#### [DESCRIPTION OF THE TASK]
Copy out every line that contains the word "parenté".

··· EXCERPTED RECORDS

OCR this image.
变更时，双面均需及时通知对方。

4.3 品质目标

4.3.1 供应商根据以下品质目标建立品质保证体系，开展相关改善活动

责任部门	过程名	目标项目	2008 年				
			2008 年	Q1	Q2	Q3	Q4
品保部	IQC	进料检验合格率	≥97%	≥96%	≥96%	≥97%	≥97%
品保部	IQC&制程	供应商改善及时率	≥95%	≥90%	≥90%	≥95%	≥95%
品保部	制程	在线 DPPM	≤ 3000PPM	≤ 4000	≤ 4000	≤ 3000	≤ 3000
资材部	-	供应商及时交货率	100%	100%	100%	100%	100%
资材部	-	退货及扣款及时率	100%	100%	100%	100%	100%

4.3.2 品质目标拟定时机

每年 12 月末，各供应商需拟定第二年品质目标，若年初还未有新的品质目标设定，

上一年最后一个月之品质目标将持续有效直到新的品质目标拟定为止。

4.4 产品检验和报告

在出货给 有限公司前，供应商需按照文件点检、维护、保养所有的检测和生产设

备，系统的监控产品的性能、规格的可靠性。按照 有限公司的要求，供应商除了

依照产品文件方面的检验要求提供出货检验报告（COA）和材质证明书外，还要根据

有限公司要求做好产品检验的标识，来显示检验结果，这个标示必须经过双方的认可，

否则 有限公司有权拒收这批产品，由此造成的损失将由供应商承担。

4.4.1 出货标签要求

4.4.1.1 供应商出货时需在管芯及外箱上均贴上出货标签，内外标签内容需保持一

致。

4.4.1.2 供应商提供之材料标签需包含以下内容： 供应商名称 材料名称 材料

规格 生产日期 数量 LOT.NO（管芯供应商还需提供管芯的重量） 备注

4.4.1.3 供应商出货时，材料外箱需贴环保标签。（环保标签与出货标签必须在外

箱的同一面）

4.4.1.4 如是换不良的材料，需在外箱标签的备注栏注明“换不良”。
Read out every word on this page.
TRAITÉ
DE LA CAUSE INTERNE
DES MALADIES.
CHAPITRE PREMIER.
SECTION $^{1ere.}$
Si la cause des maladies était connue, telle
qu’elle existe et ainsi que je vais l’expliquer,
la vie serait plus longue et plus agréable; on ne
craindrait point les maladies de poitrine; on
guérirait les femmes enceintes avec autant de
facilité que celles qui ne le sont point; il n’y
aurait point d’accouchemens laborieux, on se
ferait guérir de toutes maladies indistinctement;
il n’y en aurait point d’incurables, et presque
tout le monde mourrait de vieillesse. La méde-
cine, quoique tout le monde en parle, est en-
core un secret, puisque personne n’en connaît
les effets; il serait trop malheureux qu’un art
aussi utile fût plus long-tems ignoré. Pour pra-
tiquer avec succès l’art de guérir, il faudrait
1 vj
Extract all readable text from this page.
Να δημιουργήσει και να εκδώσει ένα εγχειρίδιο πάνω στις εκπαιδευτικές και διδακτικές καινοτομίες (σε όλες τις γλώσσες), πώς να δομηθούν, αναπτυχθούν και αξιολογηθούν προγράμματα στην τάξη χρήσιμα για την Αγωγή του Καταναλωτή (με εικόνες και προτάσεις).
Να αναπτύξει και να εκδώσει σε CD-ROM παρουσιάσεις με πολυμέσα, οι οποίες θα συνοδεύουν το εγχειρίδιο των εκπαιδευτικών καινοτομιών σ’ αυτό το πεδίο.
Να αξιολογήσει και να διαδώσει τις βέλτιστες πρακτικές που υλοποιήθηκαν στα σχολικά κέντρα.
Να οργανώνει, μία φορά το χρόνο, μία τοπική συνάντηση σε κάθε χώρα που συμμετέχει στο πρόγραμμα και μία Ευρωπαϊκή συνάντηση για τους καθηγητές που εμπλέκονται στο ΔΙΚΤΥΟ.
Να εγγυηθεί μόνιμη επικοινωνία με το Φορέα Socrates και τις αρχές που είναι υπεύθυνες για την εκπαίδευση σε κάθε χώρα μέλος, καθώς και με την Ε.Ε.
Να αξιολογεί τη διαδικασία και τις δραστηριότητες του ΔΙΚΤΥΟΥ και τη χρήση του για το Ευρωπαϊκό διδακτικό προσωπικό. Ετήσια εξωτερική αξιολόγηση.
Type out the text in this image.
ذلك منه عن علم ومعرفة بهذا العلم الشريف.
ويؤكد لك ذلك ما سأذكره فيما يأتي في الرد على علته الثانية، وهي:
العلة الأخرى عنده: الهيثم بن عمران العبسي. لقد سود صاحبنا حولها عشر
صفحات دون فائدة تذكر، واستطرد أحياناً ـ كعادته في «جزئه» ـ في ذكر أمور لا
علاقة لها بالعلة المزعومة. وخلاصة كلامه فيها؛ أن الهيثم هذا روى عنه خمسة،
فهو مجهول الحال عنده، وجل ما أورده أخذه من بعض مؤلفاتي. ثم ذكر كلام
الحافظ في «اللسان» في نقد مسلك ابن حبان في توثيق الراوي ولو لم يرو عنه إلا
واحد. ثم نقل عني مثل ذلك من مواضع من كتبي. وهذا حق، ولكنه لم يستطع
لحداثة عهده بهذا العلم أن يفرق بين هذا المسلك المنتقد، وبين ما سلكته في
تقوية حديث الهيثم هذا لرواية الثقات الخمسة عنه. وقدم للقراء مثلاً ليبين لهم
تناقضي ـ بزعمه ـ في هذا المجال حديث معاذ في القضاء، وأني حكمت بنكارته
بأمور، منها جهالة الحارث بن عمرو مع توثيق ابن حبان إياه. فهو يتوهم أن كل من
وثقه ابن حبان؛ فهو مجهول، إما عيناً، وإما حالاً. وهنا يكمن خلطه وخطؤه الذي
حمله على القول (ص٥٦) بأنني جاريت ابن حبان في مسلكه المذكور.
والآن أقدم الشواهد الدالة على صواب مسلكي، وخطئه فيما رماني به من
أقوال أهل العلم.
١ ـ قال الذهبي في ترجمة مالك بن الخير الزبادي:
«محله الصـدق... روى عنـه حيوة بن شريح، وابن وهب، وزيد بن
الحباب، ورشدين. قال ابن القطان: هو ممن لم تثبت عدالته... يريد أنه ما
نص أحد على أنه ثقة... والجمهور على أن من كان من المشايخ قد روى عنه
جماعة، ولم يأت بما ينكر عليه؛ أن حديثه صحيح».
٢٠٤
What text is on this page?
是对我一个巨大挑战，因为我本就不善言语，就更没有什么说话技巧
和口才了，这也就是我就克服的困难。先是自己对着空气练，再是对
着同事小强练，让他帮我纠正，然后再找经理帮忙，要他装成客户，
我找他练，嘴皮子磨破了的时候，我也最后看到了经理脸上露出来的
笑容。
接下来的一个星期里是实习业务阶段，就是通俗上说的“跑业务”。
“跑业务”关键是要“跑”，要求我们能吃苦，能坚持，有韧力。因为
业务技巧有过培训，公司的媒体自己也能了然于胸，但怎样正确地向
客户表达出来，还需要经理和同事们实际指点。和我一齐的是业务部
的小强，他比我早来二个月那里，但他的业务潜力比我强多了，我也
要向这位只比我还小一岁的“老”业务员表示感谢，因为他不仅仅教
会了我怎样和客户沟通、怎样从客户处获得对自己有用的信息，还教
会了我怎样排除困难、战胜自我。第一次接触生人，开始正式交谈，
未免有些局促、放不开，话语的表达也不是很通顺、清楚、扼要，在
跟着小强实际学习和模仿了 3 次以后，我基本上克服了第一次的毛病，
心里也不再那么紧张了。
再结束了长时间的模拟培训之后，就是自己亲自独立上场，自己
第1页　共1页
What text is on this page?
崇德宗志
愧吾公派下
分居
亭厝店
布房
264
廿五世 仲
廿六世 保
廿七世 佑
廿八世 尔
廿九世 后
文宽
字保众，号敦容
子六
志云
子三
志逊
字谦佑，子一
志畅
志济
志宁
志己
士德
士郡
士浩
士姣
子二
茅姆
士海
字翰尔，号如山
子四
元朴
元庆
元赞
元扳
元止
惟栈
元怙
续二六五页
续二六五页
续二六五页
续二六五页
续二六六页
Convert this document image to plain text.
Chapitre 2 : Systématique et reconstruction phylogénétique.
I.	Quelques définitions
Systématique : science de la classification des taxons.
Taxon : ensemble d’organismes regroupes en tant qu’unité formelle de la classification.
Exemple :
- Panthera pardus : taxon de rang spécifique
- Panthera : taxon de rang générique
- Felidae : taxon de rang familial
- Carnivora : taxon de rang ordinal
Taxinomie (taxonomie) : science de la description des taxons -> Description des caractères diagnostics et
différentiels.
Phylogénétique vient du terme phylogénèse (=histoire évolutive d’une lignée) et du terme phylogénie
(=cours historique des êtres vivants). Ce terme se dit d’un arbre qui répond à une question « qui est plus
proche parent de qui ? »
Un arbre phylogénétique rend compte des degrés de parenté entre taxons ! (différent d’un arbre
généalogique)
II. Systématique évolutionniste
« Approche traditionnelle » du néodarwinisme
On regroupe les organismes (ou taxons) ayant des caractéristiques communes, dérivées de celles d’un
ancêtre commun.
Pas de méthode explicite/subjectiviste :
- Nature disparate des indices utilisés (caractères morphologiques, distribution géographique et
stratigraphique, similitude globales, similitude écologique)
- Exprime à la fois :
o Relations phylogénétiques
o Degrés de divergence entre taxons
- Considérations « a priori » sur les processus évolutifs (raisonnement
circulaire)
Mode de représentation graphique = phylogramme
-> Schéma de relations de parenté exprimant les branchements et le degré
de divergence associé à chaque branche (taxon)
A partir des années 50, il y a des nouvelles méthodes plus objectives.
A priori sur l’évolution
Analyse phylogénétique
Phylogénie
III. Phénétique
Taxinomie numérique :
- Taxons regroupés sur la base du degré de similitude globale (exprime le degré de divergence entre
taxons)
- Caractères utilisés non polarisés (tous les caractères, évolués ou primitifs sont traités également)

······

#### [RESPONSE FOR THIS EXERCISE]
Un arbre phylogénétique rend compte des degrés de parenté entre taxons ! (différent d’un arbre
-> Schéma de relations de parenté exprimant les branchements et le degré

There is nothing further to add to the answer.